*Task brief*: Give the data again exactly as written, skipping any pictures.

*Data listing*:
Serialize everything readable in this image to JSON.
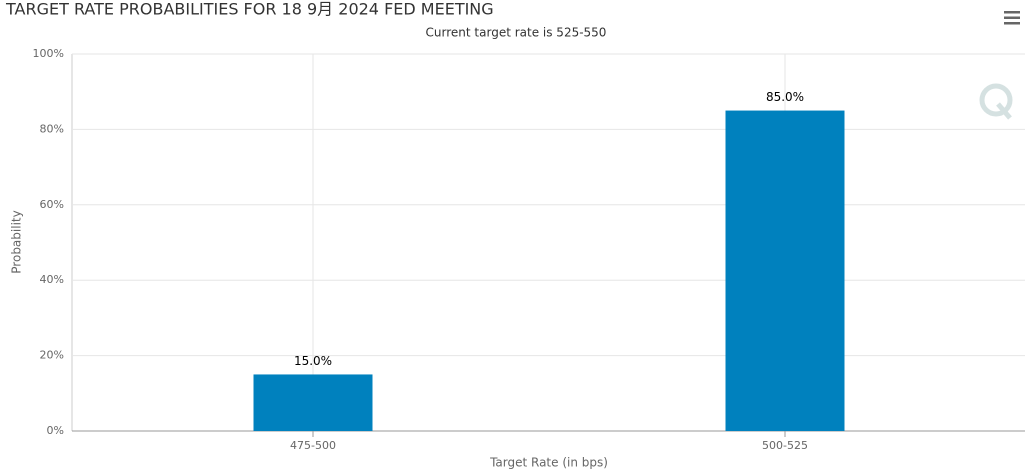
{
  "chart_data": {
    "type": "bar",
    "title": "TARGET RATE PROBABILITIES FOR 18 9月 2024 FED MEETING",
    "subtitle": "Current target rate is 525-550",
    "x_label": "Target Rate (in bps)",
    "y_label": "Probability",
    "categories": [
      "475-500",
      "500-525"
    ],
    "values": [
      15,
      85
    ],
    "value_labels": [
      "15.0%",
      "85.0%"
    ],
    "color": "#0081be",
    "ylim": [
      0,
      100
    ],
    "yticks": [
      {
        "value": 0,
        "label": "0%"
      },
      {
        "value": 20,
        "label": "20%"
      },
      {
        "value": 40,
        "label": "40%"
      },
      {
        "value": 60,
        "label": "60%"
      },
      {
        "value": 80,
        "label": "80%"
      },
      {
        "value": 100,
        "label": "100%"
      }
    ],
    "grid": true
  }
}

*Task result*:
Serialize everything readable in this image to JSON.
{
  "chart_data": {
    "type": "bar",
    "title": "TARGET RATE PROBABILITIES FOR 18 9月 2024 FED MEETING",
    "subtitle": "Current target rate is 525-550",
    "x_label": "Target Rate (in bps)",
    "y_label": "Probability",
    "categories": [
      "475-500",
      "500-525"
    ],
    "values": [
      15,
      85
    ],
    "value_labels": [
      "15.0%",
      "85.0%"
    ],
    "color": "#0081be",
    "ylim": [
      0,
      100
    ],
    "yticks": [
      {
        "value": 0,
        "label": "0%"
      },
      {
        "value": 20,
        "label": "20%"
      },
      {
        "value": 40,
        "label": "40%"
      },
      {
        "value": 60,
        "label": "60%"
      },
      {
        "value": 80,
        "label": "80%"
      },
      {
        "value": 100,
        "label": "100%"
      }
    ],
    "grid": true
  }
}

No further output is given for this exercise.